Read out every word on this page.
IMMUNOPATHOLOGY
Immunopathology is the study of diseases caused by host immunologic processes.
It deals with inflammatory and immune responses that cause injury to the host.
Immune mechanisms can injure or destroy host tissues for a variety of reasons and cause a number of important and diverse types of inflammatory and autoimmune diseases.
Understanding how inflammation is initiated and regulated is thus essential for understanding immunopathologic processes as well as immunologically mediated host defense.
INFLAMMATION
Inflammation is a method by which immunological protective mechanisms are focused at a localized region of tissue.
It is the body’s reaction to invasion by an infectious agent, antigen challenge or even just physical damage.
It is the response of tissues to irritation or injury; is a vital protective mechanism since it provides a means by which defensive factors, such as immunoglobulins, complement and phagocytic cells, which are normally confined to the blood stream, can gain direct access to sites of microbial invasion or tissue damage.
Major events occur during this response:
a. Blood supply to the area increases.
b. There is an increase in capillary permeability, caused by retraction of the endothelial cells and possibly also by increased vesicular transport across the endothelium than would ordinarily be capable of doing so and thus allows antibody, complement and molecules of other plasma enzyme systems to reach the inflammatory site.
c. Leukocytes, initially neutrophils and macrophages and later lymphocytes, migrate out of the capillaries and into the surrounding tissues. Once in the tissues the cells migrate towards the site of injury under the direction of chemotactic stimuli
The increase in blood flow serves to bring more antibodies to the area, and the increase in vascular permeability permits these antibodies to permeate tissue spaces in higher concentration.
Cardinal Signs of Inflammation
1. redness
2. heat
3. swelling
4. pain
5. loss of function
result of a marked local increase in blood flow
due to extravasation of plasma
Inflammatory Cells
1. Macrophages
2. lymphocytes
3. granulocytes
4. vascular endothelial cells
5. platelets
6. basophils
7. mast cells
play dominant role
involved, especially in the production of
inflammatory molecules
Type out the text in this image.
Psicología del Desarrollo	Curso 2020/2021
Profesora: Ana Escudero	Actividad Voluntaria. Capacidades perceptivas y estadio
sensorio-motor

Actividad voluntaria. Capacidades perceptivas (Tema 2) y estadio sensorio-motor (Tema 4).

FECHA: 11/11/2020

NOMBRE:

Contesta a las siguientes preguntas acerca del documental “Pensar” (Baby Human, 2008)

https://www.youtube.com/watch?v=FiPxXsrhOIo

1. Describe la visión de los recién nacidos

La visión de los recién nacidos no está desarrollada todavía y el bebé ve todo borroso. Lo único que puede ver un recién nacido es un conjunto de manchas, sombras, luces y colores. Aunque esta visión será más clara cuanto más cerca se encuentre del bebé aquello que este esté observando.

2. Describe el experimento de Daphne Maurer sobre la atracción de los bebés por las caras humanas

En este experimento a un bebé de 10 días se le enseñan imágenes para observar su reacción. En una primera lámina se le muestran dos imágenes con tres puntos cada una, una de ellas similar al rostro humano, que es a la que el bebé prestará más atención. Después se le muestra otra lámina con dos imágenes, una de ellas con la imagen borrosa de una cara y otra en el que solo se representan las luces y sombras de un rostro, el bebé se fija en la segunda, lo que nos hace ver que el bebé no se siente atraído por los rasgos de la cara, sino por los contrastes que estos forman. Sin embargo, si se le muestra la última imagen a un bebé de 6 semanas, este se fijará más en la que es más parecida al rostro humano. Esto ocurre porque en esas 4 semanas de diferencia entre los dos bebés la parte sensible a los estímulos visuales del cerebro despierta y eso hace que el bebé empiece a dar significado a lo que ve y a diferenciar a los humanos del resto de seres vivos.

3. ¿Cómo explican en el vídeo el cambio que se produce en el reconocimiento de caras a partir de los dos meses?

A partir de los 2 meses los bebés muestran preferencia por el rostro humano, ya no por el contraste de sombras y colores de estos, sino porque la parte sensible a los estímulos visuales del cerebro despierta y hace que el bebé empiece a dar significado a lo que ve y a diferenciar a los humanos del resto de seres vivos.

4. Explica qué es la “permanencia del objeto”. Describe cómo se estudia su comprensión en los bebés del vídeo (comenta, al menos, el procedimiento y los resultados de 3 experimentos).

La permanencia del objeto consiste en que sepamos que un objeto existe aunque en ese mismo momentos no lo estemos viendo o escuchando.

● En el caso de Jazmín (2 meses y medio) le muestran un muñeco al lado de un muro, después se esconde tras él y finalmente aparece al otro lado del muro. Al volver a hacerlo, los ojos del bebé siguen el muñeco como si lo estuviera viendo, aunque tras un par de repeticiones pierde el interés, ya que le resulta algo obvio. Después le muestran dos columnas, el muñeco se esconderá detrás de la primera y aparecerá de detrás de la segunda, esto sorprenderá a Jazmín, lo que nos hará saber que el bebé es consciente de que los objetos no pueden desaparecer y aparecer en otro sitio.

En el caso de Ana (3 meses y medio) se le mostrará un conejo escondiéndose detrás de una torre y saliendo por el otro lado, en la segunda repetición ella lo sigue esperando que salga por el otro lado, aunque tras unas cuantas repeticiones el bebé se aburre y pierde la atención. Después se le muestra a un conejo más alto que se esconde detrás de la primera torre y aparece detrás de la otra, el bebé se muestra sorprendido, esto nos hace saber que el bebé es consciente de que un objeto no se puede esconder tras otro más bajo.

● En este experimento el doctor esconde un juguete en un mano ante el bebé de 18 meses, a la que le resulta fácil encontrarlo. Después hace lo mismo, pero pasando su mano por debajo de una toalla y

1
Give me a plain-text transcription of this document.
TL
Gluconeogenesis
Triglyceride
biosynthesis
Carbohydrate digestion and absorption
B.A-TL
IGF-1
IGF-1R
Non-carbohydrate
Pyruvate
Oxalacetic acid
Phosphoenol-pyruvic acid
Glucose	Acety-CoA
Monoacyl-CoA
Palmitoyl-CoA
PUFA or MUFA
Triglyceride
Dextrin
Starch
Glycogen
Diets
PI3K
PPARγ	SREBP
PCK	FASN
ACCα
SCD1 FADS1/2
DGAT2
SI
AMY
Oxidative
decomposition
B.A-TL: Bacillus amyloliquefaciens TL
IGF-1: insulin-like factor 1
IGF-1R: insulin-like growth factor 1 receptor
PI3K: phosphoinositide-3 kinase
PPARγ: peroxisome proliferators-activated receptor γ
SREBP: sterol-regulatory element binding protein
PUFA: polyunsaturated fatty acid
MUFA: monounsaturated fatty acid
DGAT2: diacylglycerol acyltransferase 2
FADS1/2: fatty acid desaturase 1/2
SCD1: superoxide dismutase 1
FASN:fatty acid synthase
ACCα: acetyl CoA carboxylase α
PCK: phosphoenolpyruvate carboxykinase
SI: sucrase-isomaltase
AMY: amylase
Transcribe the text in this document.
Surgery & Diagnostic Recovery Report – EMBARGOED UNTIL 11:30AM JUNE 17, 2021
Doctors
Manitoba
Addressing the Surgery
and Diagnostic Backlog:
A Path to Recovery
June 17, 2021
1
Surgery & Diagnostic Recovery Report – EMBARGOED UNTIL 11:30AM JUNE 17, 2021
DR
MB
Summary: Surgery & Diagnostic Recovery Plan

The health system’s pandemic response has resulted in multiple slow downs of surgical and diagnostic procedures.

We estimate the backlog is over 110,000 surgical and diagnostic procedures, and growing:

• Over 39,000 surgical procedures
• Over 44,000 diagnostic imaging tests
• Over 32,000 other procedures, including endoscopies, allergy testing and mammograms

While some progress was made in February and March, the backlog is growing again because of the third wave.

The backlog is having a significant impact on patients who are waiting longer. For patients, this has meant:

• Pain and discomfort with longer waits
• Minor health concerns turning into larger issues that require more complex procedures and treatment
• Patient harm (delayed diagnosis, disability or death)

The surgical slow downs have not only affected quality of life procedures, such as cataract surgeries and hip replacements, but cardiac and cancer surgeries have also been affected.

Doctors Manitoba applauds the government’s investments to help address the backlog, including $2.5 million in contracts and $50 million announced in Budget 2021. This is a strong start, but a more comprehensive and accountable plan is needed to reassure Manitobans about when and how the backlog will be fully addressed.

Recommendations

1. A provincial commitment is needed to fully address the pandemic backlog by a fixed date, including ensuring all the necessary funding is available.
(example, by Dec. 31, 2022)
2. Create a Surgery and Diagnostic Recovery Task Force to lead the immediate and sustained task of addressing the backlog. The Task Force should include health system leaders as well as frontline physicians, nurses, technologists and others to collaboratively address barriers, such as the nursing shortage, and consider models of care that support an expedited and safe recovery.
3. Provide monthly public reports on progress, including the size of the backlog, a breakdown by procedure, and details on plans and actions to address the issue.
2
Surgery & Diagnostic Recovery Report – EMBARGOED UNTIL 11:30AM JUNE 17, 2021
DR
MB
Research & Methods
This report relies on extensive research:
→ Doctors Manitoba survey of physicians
========
• DESCRIPTION OF THE TASK:
Where a line above holds the string "empiece", show that line.

• OUTPUT BELOW:
En este experimento a un bebé de 10 días se le enseñan imágenes para observar su reacción. En una primera lámina se le muestran dos imágenes con tres puntos cada una, una de ellas similar al rostro humano, que es a la que el bebé prestará más atención. Después se le muestra otra lámina con dos imágenes, una de ellas con la imagen borrosa de una cara y otra en el que solo se representan las luces y sombras de un rostro, el bebé se fija en la segunda, lo que nos hace ver que el bebé no se siente atraído por los rasgos de la cara, sino por los contrastes que estos forman. Sin embargo, si se le muestra la última imagen a un bebé de 6 semanas, este se fijará más en la que es más parecida al rostro humano. Esto ocurre porque en esas 4 semanas de diferencia entre los dos bebés la parte sensible a los estímulos visuales del cerebro despierta y eso hace que el bebé empiece a dar significado a lo que ve y a diferenciar a los humanos del resto de seres vivos.
A partir de los 2 meses los bebés muestran preferencia por el rostro humano, ya no por el contraste de sombras y colores de estos, sino porque la parte sensible a los estímulos visuales del cerebro despierta y hace que el bebé empiece a dar significado a lo que ve y a diferenciar a los humanos del resto de seres vivos.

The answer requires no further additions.